[Raw records]
※ ※ ※

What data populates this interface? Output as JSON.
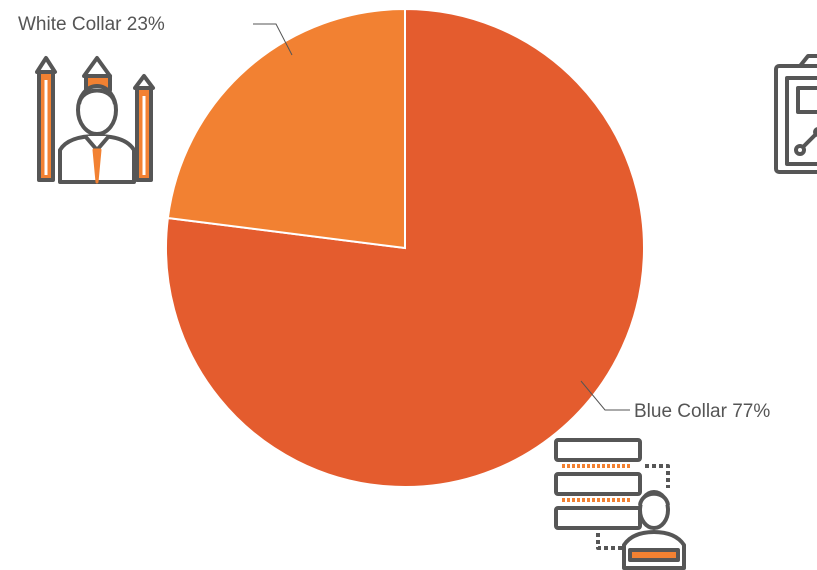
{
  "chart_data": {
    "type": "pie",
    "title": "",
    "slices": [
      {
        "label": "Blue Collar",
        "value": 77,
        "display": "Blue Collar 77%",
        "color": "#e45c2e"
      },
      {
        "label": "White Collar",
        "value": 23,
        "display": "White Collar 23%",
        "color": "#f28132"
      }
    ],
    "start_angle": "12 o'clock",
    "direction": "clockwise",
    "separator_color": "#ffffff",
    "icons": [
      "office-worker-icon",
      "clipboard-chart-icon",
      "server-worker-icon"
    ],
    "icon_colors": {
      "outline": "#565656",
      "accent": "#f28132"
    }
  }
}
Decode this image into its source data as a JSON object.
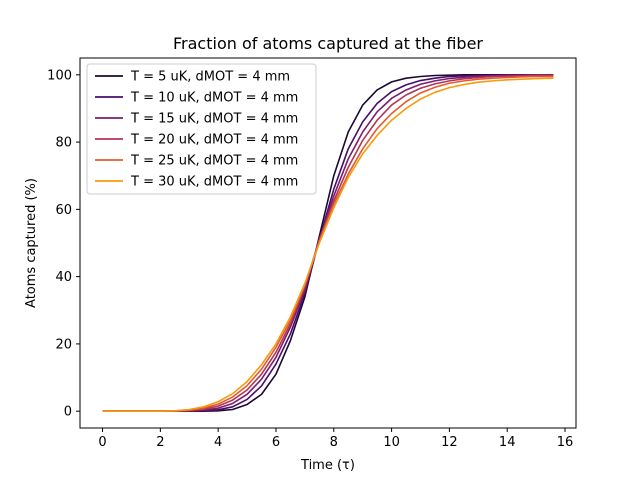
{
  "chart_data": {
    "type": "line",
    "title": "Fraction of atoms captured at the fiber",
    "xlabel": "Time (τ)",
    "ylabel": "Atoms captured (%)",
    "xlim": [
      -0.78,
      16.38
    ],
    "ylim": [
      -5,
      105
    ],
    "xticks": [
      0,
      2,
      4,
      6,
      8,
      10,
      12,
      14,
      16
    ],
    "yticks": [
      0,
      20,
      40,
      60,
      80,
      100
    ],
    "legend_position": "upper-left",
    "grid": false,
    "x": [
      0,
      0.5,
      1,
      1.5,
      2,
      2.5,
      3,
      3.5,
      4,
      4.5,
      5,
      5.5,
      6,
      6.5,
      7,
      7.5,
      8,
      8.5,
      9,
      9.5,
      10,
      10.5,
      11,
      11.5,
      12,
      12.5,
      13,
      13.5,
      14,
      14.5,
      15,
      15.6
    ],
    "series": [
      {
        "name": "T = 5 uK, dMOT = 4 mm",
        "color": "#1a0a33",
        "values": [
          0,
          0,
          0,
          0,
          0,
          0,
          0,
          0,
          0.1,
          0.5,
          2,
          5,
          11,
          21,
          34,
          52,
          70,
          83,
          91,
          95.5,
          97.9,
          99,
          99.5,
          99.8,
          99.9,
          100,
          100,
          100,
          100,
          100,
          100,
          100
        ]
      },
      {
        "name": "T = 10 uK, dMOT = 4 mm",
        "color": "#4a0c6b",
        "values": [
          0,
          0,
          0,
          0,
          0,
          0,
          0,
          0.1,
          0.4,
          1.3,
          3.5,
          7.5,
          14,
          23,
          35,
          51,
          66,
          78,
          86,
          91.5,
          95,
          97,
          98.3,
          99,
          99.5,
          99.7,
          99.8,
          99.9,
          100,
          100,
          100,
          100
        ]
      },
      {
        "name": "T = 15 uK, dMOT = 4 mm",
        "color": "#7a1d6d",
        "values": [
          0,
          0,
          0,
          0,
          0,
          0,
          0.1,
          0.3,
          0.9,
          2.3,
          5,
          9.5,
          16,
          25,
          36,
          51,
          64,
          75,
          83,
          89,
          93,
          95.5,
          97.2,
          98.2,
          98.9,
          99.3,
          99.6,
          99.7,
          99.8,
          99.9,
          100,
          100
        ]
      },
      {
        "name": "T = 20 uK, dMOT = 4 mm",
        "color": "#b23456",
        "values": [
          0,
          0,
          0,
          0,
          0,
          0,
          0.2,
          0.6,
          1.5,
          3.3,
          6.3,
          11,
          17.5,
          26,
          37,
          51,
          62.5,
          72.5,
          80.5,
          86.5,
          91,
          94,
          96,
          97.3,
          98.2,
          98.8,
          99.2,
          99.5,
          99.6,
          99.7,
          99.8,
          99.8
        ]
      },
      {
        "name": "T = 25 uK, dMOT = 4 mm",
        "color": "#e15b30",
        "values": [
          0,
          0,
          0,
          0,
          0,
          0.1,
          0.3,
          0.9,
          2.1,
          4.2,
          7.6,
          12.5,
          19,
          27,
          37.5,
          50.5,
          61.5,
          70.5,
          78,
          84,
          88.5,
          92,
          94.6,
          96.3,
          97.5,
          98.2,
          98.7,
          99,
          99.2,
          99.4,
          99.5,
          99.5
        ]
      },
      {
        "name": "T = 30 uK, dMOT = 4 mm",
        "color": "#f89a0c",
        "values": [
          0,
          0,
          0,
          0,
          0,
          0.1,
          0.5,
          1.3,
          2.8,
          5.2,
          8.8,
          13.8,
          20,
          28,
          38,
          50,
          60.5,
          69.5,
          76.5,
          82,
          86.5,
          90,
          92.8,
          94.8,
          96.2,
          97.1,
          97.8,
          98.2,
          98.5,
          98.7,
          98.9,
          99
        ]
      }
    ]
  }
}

※ ※ ※

▶ What the task asks:
For the entries shown above, give the number of lines that include the word "this", without any other text.

▶ Right answer:
2